Aim:
Wherever the string "ABC的面积的" appears in a line, extract that line.

Stored rows:
# # # #

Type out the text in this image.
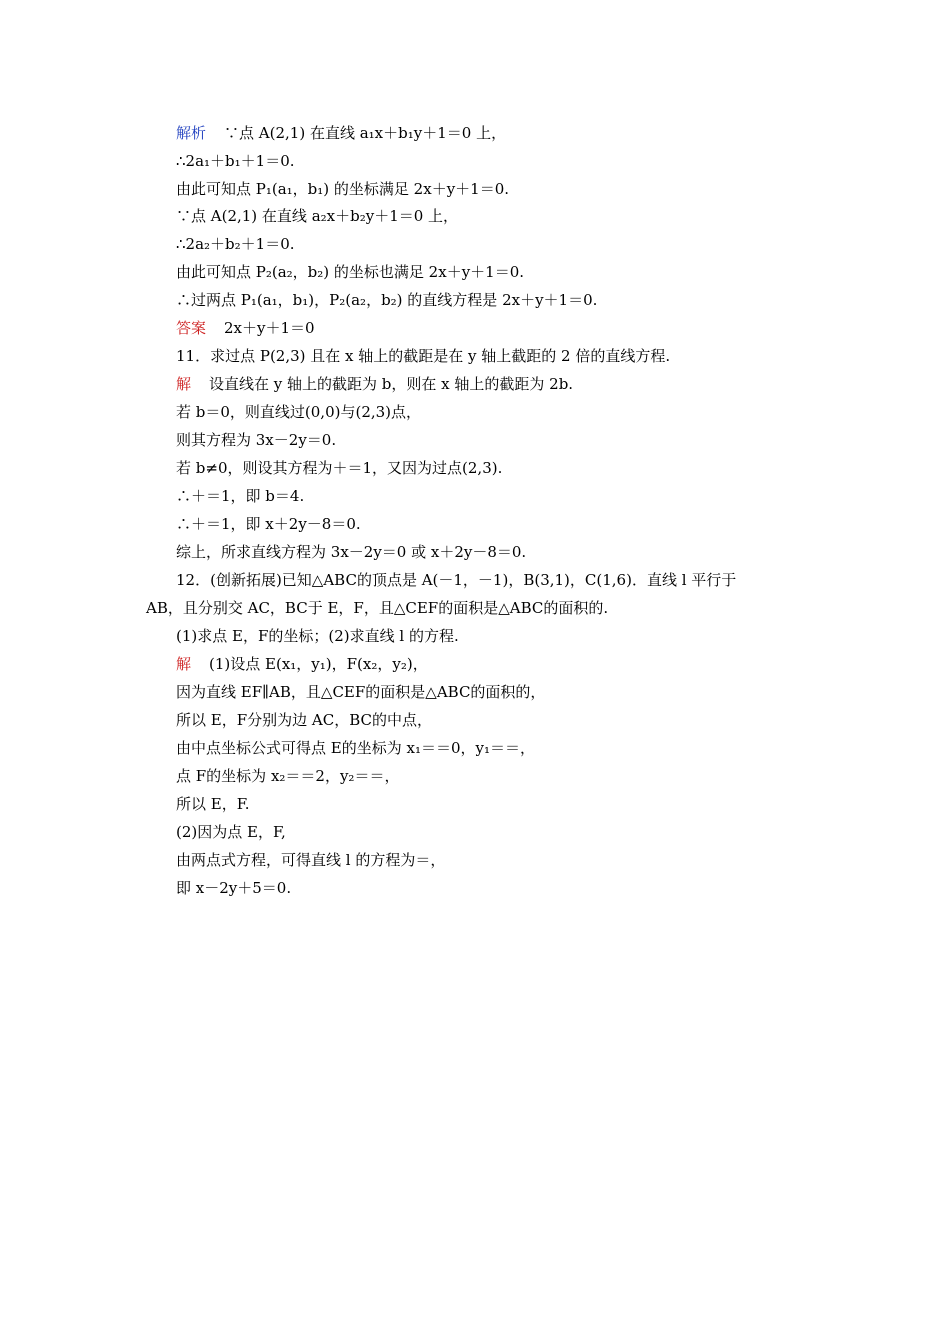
解析 ∵点 A(2,1) 在直线 a₁x＋b₁y＋1＝0 上，
∴2a₁＋b₁＋1＝0.
由此可知点 P₁(a₁，b₁) 的坐标满足 2x＋y＋1＝0.
∵点 A(2,1) 在直线 a₂x＋b₂y＋1＝0 上，
∴2a₂＋b₂＋1＝0.
由此可知点 P₂(a₂，b₂) 的坐标也满足 2x＋y＋1＝0.
∴过两点 P₁(a₁，b₁)，P₂(a₂，b₂) 的直线方程是 2x＋y＋1＝0.
答案 2x＋y＋1＝0
11．求过点 P(2,3) 且在 x 轴上的截距是在 y 轴上截距的 2 倍的直线方程.
解 设直线在 y 轴上的截距为 b，则在 x 轴上的截距为 2b.
若 b＝0，则直线过(0,0)与(2,3)点，
则其方程为 3x－2y＝0.
若 b≠0，则设其方程为＋＝1，又因为过点(2,3).
∴＋＝1，即 b＝4.
∴＋＝1，即 x＋2y－8＝0.
综上，所求直线方程为 3x－2y＝0 或 x＋2y－8＝0.
12．(创新拓展)已知△ABC的顶点是 A(－1，－1)，B(3,1)，C(1,6)．直线 l 平行于
AB，且分别交 AC，BC于 E，F，且△CEF的面积是△ABC的面积的.
(1)求点 E，F的坐标；(2)求直线 l 的方程.
解 (1)设点 E(x₁，y₁)，F(x₂，y₂)，
因为直线 EF∥AB，且△CEF的面积是△ABC的面积的，
所以 E，F分别为边 AC，BC的中点，
由中点坐标公式可得点 E的坐标为 x₁＝＝0，y₁＝＝，
点 F的坐标为 x₂＝＝2，y₂＝＝，
所以 E，F.
(2)因为点 E，F,
由两点式方程，可得直线 l 的方程为＝，
即 x－2y＋5＝0.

# # # #

Answer:
AB，且分别交 AC，BC于 E，F，且△CEF的面积是△ABC的面积的.
因为直线 EF∥AB，且△CEF的面积是△ABC的面积的，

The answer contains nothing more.